Set exercise = Give back the records below exactly, every one, with no pictures.

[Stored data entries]
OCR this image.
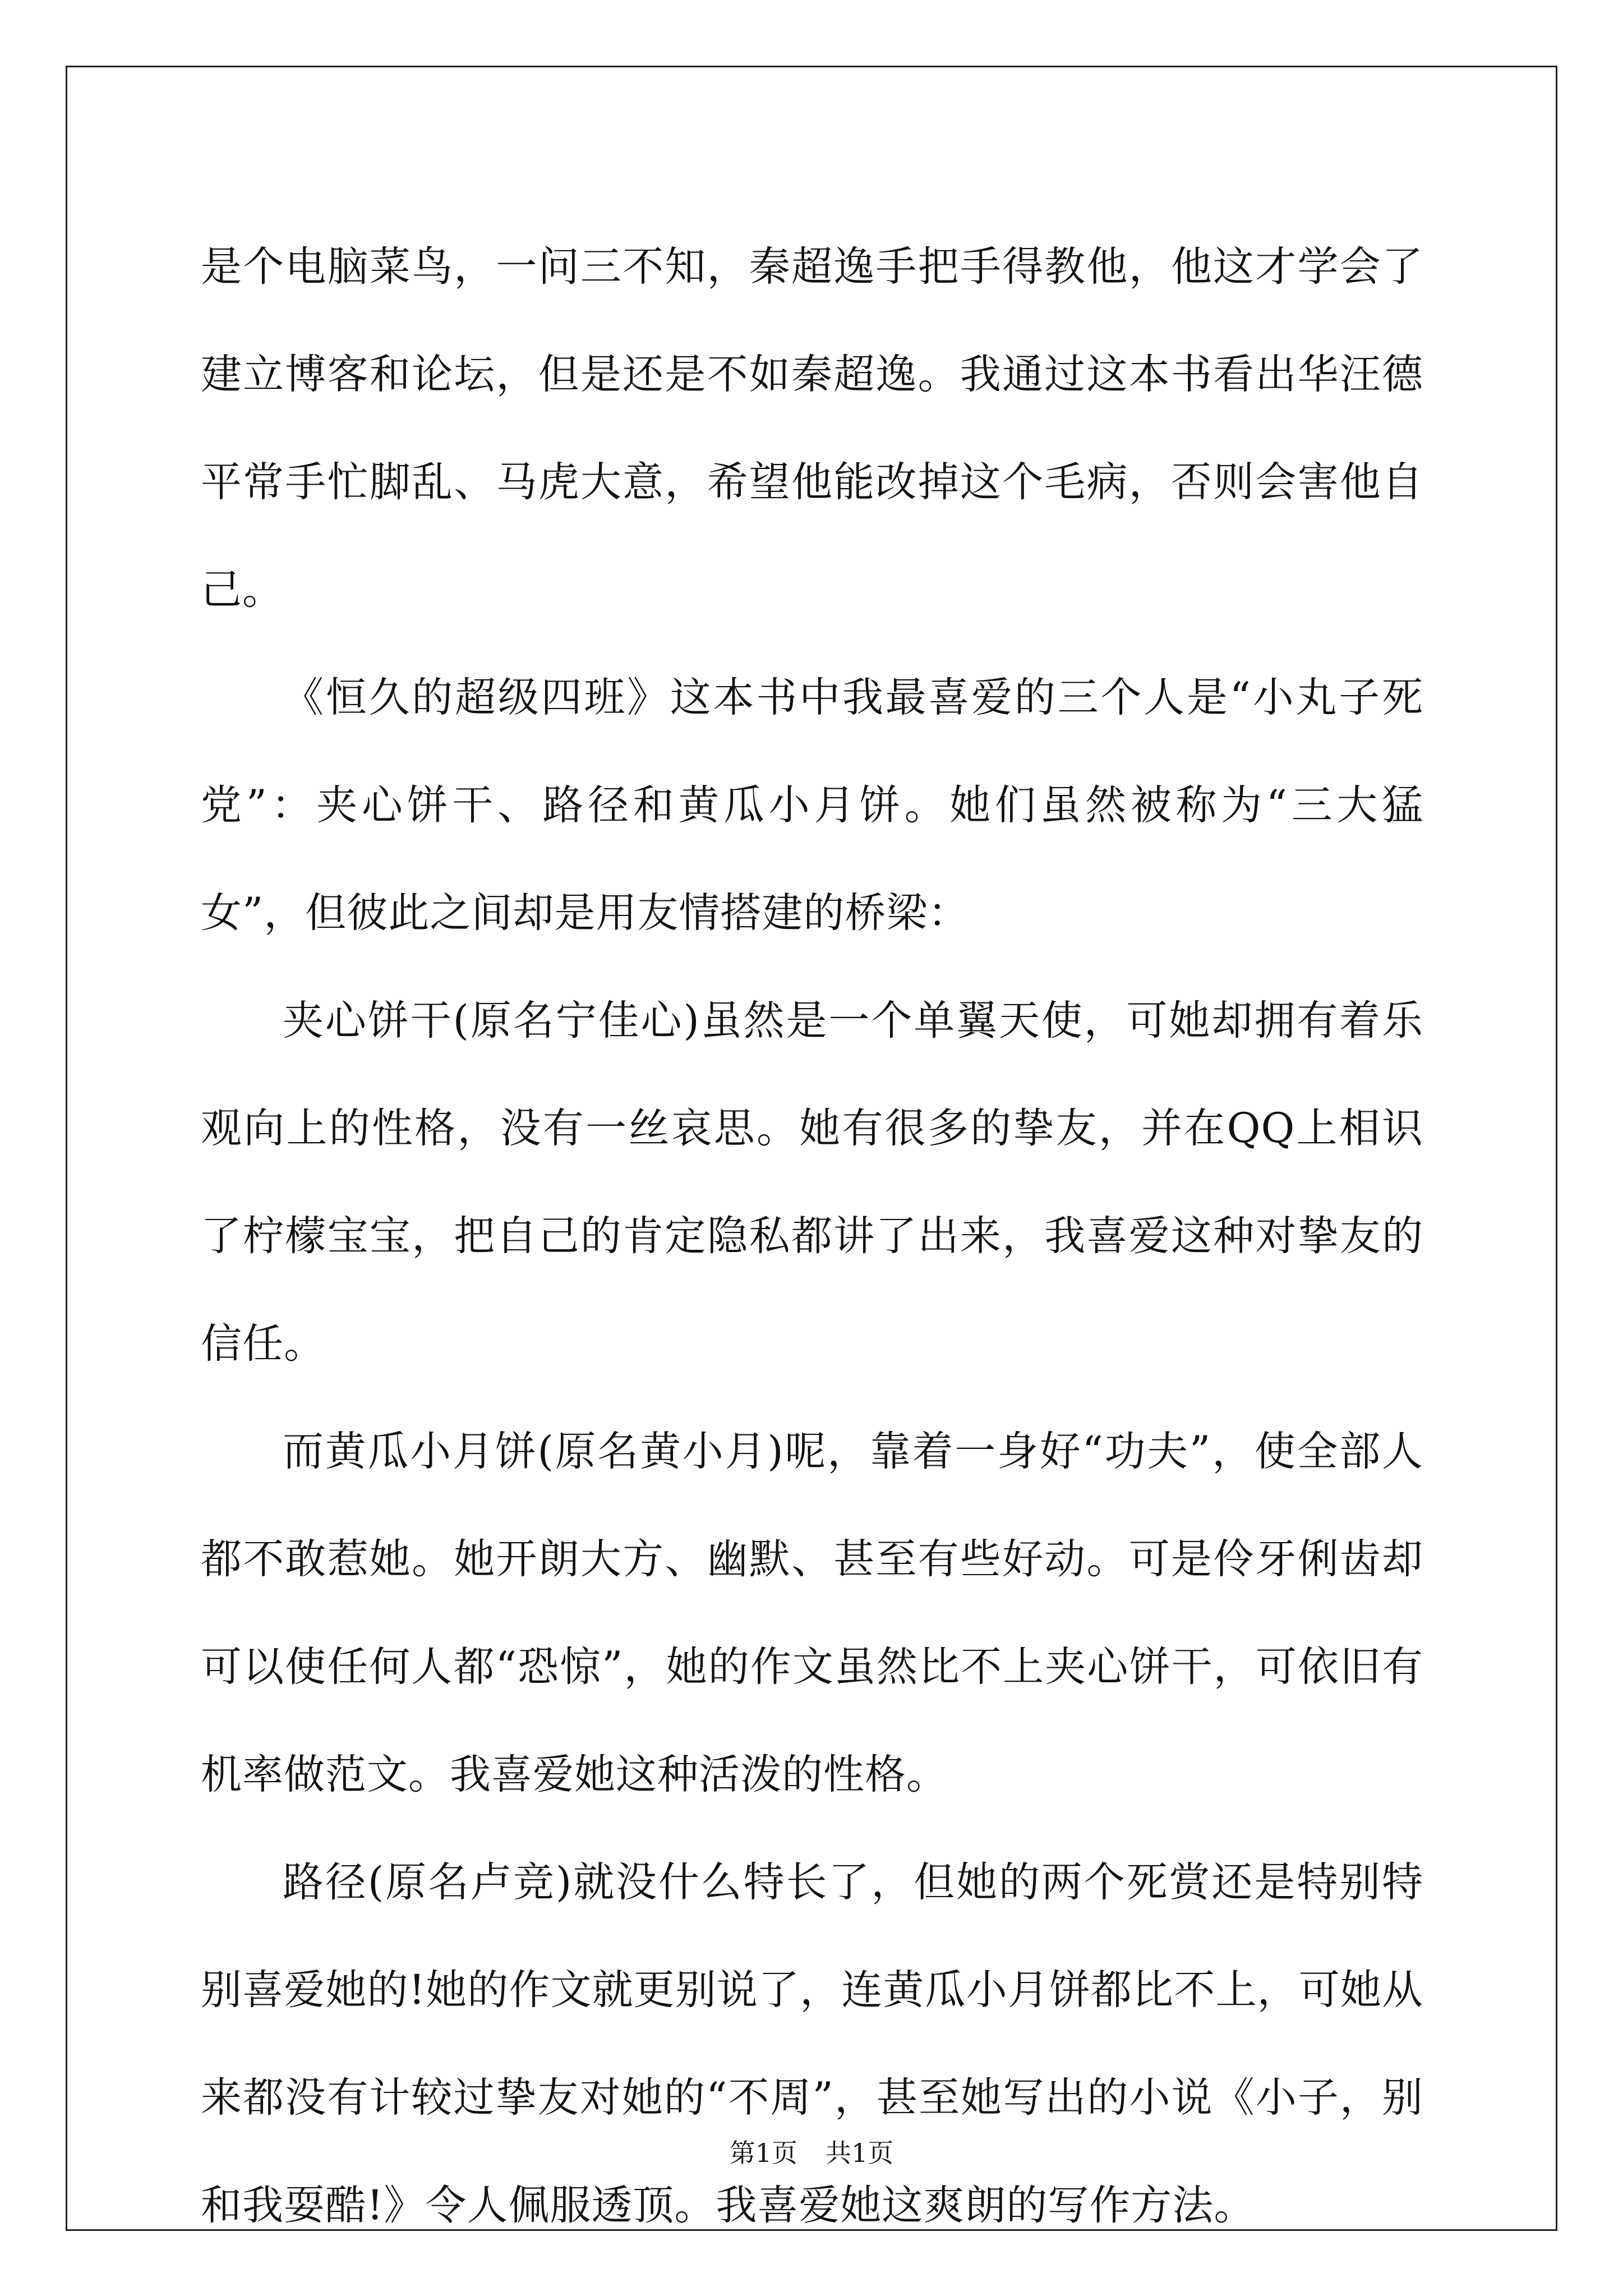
是个电脑菜鸟，一问三不知，秦超逸手把手得教他，他这才学会了建立博客和论坛，但是还是不如秦超逸。我通过这本书看出华汪德平常手忙脚乱、马虎大意，希望他能改掉这个毛病，否则会害他自己。

《恒久的超级四班》这本书中我最喜爱的三个人是“小丸子死党”：夹心饼干、路径和黄瓜小月饼。她们虽然被称为“三大猛女”，但彼此之间却是用友情搭建的桥梁：

夹心饼干(原名宁佳心)虽然是一个单翼天使，可她却拥有着乐观向上的性格，没有一丝哀思。她有很多的挚友，并在QQ上相识了柠檬宝宝，把自己的肯定隐私都讲了出来，我喜爱这种对挚友的信任。

而黄瓜小月饼(原名黄小月)呢，靠着一身好“功夫”，使全部人都不敢惹她。她开朗大方、幽默、甚至有些好动。可是伶牙俐齿却可以使任何人都“恐惊”，她的作文虽然比不上夹心饼干，可依旧有机率做范文。我喜爱她这种活泼的性格。

路径(原名卢竞)就没什么特长了，但她的两个死赏还是特别特别喜爱她的!她的作文就更别说了，连黄瓜小月饼都比不上，可她从来都没有计较过挚友对她的“不周”，甚至她写出的小说《小子，别和我耍酷!》令人佩服透顶。我喜爱她这爽朗的写作方法。

第1页 共1页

Answer to this task =
OCR this image.
是个电脑菜鸟，一问三不知，秦超逸手把手得教他，他这才学会了建立博客和论坛，但是还是不如秦超逸。我通过这本书看出华汪德平常手忙脚乱、马虎大意，希望他能改掉这个毛病，否则会害他自己。

《恒久的超级四班》这本书中我最喜爱的三个人是“小丸子死党”：夹心饼干、路径和黄瓜小月饼。她们虽然被称为“三大猛女”，但彼此之间却是用友情搭建的桥梁：

夹心饼干(原名宁佳心)虽然是一个单翼天使，可她却拥有着乐观向上的性格，没有一丝哀思。她有很多的挚友，并在QQ上相识了柠檬宝宝，把自己的肯定隐私都讲了出来，我喜爱这种对挚友的信任。

而黄瓜小月饼(原名黄小月)呢，靠着一身好“功夫”，使全部人都不敢惹她。她开朗大方、幽默、甚至有些好动。可是伶牙俐齿却可以使任何人都“恐惊”，她的作文虽然比不上夹心饼干，可依旧有机率做范文。我喜爱她这种活泼的性格。

路径(原名卢竞)就没什么特长了，但她的两个死赏还是特别特别喜爱她的!她的作文就更别说了，连黄瓜小月饼都比不上，可她从来都没有计较过挚友对她的“不周”，甚至她写出的小说《小子，别和我耍酷!》令人佩服透顶。我喜爱她这爽朗的写作方法。

第1页 共1页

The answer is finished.